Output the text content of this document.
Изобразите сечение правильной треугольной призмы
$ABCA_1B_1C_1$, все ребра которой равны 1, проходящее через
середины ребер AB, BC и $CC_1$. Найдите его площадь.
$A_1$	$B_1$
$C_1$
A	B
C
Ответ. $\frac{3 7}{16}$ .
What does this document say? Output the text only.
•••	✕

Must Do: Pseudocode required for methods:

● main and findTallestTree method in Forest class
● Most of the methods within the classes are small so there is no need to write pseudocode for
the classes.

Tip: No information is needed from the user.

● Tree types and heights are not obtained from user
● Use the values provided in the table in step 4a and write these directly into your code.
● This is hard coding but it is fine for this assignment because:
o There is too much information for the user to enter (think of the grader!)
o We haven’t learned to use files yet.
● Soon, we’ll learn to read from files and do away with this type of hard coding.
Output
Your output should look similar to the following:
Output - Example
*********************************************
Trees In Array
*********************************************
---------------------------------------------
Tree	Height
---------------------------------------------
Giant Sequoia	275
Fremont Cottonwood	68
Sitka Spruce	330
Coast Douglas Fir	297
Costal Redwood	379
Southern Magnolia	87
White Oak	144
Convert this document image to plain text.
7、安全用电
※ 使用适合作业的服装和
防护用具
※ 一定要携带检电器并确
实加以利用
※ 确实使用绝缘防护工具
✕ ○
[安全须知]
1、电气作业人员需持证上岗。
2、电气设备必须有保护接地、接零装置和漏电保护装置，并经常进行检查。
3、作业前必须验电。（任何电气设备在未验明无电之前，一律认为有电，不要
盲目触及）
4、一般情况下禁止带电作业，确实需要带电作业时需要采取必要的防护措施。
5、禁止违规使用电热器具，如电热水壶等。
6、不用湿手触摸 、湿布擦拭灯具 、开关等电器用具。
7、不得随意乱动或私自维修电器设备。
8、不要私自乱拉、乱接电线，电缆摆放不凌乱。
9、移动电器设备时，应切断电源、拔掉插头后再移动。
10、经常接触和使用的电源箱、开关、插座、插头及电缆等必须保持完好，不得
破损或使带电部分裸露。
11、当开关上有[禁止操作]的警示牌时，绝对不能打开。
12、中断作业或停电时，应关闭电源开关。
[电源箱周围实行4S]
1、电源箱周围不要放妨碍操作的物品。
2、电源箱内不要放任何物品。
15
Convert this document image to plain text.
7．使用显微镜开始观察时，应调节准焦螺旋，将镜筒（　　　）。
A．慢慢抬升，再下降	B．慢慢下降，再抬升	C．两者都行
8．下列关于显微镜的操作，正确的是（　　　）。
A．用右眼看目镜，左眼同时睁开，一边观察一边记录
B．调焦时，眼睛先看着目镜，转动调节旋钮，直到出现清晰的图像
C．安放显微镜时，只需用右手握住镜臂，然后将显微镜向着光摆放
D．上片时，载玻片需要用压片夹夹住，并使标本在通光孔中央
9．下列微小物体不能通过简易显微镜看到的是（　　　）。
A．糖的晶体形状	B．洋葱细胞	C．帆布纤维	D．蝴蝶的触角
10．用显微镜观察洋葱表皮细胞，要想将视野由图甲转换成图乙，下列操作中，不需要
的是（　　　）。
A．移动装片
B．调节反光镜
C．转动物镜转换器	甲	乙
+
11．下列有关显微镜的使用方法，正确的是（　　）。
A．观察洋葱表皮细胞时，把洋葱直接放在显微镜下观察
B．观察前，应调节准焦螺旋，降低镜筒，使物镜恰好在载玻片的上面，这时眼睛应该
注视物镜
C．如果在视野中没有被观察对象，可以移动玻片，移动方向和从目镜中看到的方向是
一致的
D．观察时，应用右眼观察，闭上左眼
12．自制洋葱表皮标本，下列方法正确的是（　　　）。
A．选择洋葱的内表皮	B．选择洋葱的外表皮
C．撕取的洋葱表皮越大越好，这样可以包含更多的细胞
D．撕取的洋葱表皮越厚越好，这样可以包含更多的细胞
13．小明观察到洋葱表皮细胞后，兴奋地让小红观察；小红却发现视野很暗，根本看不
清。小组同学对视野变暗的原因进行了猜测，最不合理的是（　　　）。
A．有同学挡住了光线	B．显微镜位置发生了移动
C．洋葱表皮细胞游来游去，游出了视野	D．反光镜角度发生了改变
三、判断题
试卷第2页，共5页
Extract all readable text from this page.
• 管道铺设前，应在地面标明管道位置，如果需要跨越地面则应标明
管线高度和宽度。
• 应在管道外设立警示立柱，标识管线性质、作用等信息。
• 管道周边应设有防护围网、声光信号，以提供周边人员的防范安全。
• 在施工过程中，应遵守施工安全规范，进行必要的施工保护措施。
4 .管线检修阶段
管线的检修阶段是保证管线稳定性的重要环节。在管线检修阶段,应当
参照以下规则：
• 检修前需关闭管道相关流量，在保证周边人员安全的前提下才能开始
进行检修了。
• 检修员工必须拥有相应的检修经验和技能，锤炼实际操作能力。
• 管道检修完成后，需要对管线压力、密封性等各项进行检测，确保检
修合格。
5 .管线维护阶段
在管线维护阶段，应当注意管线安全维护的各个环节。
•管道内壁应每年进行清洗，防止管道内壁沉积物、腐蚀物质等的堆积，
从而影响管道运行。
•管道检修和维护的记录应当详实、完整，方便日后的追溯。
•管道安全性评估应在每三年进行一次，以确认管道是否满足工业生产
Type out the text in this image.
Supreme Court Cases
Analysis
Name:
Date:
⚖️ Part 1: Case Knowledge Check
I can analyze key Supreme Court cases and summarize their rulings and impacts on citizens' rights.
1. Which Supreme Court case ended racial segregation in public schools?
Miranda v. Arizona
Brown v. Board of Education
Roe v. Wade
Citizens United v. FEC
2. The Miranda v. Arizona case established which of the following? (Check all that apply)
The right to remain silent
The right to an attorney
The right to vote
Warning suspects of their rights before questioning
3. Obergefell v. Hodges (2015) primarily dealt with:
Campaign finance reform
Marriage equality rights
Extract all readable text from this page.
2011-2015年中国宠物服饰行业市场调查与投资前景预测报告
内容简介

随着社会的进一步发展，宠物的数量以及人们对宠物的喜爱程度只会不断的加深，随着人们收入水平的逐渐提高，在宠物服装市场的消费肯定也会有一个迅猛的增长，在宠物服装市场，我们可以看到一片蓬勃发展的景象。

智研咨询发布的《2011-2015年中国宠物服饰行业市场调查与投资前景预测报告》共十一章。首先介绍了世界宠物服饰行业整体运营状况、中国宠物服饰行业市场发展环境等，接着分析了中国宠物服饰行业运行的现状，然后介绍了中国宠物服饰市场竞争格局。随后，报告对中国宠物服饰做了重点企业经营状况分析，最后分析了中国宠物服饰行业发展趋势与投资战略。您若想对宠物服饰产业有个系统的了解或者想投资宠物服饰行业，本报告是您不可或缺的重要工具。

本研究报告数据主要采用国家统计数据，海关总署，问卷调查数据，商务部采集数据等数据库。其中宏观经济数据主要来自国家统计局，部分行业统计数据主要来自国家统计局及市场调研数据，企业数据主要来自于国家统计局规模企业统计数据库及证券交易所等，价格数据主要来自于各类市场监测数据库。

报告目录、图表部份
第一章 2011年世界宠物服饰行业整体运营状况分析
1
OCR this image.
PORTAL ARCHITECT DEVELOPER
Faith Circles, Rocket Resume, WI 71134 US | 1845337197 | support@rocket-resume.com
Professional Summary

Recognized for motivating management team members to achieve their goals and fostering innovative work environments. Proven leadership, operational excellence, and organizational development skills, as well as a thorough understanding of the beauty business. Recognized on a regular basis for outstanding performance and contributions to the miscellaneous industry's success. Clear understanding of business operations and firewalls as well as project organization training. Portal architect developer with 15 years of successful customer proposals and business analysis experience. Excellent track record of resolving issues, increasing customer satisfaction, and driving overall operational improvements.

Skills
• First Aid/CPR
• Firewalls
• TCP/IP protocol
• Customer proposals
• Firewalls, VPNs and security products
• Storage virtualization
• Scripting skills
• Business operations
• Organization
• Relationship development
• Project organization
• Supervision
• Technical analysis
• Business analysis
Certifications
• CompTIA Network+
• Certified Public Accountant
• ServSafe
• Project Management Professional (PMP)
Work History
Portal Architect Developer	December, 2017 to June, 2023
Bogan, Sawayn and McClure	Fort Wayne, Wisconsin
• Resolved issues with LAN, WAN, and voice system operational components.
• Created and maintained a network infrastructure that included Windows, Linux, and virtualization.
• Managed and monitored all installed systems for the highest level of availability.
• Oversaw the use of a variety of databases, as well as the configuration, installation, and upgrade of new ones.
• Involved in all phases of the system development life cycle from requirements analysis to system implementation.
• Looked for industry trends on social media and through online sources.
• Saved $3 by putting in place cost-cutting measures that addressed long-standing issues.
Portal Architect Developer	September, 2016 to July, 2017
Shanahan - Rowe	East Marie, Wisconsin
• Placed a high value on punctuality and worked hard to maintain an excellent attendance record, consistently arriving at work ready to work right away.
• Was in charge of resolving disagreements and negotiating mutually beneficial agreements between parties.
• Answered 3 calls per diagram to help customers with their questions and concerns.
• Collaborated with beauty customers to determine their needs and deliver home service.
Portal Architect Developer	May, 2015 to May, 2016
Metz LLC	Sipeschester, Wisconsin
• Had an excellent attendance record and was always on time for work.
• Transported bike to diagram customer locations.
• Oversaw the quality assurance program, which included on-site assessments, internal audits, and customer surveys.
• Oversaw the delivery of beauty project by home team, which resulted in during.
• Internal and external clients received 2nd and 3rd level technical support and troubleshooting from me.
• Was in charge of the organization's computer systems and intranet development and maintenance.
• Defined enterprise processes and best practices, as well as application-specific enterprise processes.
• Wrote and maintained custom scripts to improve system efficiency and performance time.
______________________________
In the entries above, count each line with "information"; reply with the total only.

2